Aim:
Scan the material that follows. Copy every line containing the word "chaque".

Supplied information:
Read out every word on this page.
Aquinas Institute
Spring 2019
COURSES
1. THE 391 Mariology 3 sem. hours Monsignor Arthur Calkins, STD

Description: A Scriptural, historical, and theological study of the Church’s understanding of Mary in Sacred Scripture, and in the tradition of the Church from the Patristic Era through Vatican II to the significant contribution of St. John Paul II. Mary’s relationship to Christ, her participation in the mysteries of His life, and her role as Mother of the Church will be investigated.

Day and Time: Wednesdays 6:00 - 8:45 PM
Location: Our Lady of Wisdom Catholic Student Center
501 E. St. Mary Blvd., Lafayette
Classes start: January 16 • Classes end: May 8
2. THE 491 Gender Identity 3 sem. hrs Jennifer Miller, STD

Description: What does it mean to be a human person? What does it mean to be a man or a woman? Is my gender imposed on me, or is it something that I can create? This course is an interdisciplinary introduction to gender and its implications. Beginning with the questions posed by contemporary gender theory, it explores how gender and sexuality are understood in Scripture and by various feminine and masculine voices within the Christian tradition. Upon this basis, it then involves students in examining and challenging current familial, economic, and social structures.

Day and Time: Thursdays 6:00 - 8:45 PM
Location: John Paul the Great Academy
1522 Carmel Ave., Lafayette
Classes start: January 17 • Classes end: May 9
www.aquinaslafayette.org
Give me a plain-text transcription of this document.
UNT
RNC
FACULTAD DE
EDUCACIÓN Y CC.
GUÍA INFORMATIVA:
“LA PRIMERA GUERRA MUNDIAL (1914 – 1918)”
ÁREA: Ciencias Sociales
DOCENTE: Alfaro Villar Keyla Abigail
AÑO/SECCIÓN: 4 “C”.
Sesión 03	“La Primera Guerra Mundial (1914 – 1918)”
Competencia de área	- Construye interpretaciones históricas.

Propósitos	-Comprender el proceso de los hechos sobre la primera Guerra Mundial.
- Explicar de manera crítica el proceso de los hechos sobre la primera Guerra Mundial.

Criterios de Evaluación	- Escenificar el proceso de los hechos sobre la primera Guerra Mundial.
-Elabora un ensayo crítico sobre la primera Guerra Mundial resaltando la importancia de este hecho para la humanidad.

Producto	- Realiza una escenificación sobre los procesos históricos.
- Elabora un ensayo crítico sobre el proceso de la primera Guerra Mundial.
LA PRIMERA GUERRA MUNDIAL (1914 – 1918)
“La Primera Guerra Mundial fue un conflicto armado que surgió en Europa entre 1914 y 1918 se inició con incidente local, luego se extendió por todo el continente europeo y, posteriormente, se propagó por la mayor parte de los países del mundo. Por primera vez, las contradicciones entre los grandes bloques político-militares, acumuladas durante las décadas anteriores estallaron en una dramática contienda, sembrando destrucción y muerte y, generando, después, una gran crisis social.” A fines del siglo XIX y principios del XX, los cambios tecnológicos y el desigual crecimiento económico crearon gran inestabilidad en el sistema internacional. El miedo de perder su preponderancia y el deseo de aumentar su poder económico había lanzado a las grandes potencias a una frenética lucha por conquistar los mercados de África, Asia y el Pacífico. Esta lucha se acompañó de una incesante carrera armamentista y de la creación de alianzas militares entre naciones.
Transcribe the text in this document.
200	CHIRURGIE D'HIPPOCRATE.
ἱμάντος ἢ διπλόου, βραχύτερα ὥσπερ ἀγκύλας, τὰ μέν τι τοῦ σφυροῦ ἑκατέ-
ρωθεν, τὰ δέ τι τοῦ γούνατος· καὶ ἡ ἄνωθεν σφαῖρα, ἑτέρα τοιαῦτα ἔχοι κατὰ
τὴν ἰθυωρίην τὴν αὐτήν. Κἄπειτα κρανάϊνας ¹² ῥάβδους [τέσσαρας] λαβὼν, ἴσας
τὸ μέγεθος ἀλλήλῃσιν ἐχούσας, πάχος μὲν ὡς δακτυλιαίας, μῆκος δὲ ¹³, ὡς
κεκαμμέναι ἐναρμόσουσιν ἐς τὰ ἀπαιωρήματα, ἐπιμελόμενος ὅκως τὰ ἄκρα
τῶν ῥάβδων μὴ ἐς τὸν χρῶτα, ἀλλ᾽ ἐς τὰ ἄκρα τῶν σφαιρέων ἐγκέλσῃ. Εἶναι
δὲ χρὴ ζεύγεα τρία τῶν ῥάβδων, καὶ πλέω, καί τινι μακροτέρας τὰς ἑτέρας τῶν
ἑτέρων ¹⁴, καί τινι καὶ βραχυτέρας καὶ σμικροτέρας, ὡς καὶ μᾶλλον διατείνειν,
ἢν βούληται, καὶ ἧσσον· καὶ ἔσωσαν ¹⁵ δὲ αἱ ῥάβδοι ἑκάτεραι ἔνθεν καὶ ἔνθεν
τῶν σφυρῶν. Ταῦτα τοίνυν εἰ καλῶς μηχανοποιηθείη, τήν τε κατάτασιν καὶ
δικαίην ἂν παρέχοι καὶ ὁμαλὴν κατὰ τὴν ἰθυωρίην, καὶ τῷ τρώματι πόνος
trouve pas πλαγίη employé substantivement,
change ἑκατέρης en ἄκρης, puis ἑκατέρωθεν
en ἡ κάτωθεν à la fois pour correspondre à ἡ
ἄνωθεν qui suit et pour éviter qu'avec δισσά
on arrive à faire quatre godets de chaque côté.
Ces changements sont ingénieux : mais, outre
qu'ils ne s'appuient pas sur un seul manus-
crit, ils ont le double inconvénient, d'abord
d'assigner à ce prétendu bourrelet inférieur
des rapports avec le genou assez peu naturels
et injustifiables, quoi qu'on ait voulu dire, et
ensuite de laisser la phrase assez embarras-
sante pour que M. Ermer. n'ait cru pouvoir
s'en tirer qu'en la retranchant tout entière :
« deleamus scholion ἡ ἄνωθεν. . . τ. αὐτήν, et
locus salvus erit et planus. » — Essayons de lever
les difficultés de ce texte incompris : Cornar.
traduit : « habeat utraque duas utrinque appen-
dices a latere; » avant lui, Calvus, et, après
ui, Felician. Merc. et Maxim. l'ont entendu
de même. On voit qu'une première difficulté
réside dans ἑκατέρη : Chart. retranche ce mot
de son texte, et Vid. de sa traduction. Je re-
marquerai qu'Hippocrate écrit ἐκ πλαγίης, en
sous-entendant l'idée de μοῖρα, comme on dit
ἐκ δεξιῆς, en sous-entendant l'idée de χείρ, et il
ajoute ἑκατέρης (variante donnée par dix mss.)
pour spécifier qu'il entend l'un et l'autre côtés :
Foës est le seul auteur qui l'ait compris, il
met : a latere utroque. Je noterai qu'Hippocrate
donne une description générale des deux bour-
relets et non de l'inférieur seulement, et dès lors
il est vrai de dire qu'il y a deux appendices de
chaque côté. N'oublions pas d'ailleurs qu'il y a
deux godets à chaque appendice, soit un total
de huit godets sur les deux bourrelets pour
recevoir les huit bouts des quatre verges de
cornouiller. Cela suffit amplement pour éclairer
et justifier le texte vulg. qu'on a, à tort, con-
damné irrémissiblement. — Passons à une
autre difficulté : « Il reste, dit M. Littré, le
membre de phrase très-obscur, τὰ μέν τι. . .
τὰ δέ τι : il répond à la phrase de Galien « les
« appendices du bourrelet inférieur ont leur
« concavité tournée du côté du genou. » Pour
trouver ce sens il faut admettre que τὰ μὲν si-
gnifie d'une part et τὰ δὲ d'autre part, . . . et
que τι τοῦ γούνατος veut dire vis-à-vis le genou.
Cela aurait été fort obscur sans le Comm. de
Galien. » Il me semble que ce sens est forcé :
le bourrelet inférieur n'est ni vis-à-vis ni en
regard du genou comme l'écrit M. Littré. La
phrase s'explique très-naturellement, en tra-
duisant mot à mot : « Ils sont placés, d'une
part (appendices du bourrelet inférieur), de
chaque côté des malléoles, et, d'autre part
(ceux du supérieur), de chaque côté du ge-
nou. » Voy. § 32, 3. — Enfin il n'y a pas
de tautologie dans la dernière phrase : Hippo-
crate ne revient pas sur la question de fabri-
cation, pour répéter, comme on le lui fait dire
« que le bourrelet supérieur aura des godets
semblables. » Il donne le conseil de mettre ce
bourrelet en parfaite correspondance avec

Written response:
on arrive à faire quatre godets de chaque côté.
chaque côté. N'oublions pas d'ailleurs qu'il y a
deux godets à chaque appendice, soit un total
chaque côté des malléoles, et, d'autre part
(ceux du supérieur), de chaque côté du ge-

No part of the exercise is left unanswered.